Items from a dataset:
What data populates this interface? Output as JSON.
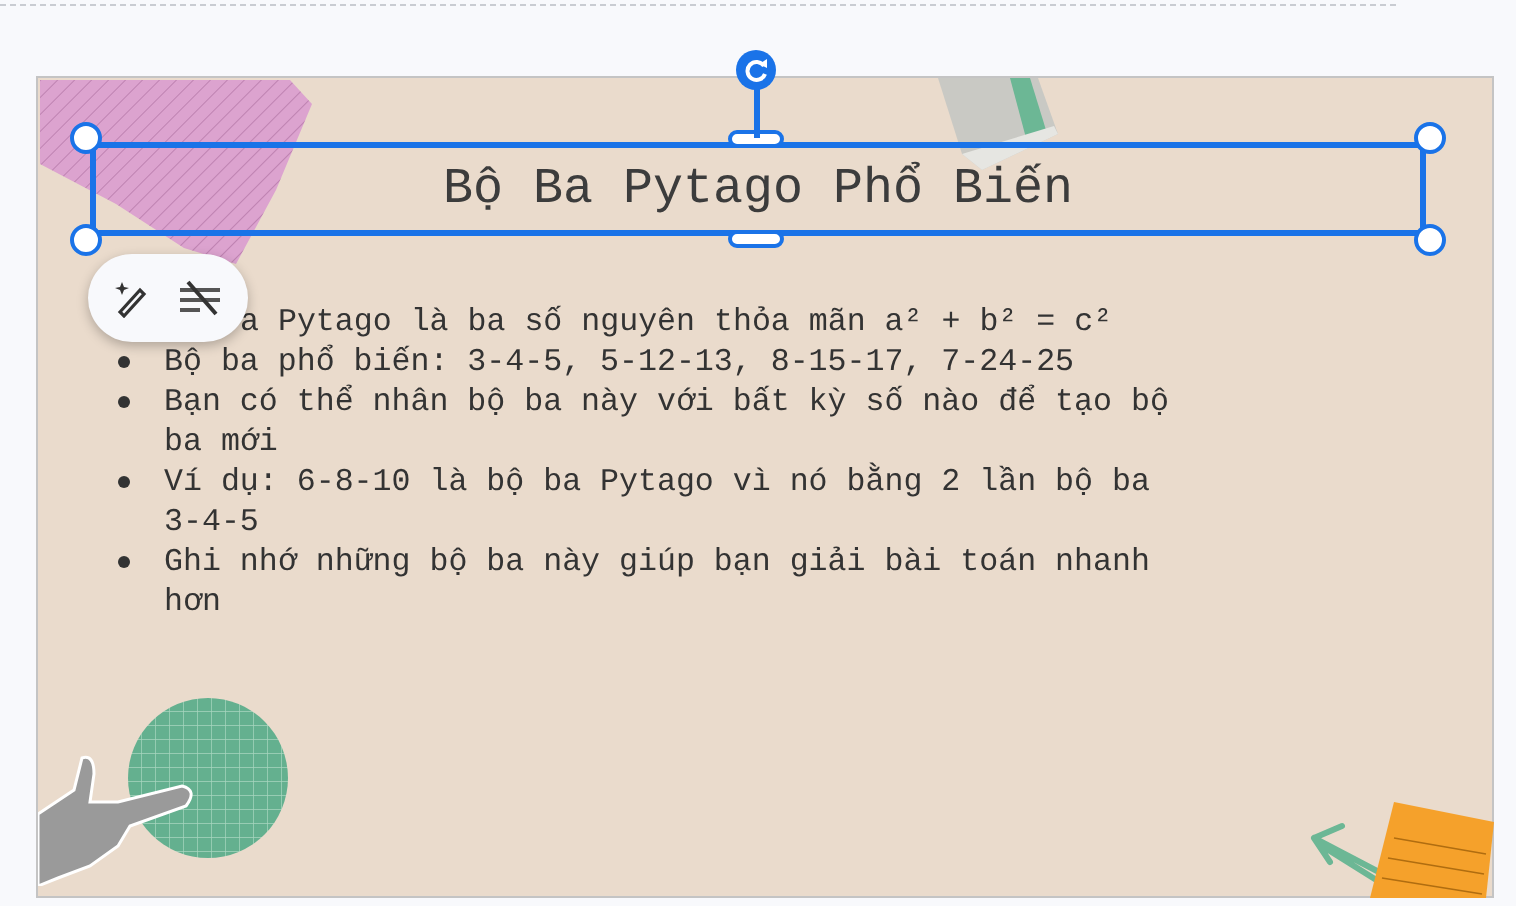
{
  "slide": {
    "title": "Bộ Ba Pytago Phổ Biến",
    "bullets": [
      {
        "text": "a Pytago là ba số nguyên thỏa mãn a² + b² = c²",
        "covered": true
      },
      {
        "text": "Bộ ba phổ biến: 3-4-5, 5-12-13, 8-15-17, 7-24-25",
        "covered": false
      },
      {
        "text": "Bạn có thể nhân bộ ba này với bất kỳ số nào để tạo bộ ba mới",
        "covered": false
      },
      {
        "text": "Ví dụ: 6-8-10 là bộ ba Pytago vì nó bằng 2 lần bộ ba 3-4-5",
        "covered": false
      },
      {
        "text": "Ghi nhớ những bộ ba này giúp bạn giải bài toán nhanh hơn",
        "covered": false
      }
    ]
  }
}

### [Instructions to follow]
Pick out all the lines with the word "text" in them and copy them.

### [Result for this exercise]
        "text": "a Pytago là ba số nguyên thỏa mãn a² + b² = c²",
        "text": "Bộ ba phổ biến: 3-4-5, 5-12-13, 8-15-17, 7-24-25",
        "text": "Bạn có thể nhân bộ ba này với bất kỳ số nào để tạo bộ ba mới",
        "text": "Ví dụ: 6-8-10 là bộ ba Pytago vì nó bằng 2 lần bộ ba 3-4-5",
        "text": "Ghi nhớ những bộ ba này giúp bạn giải bài toán nhanh hơn",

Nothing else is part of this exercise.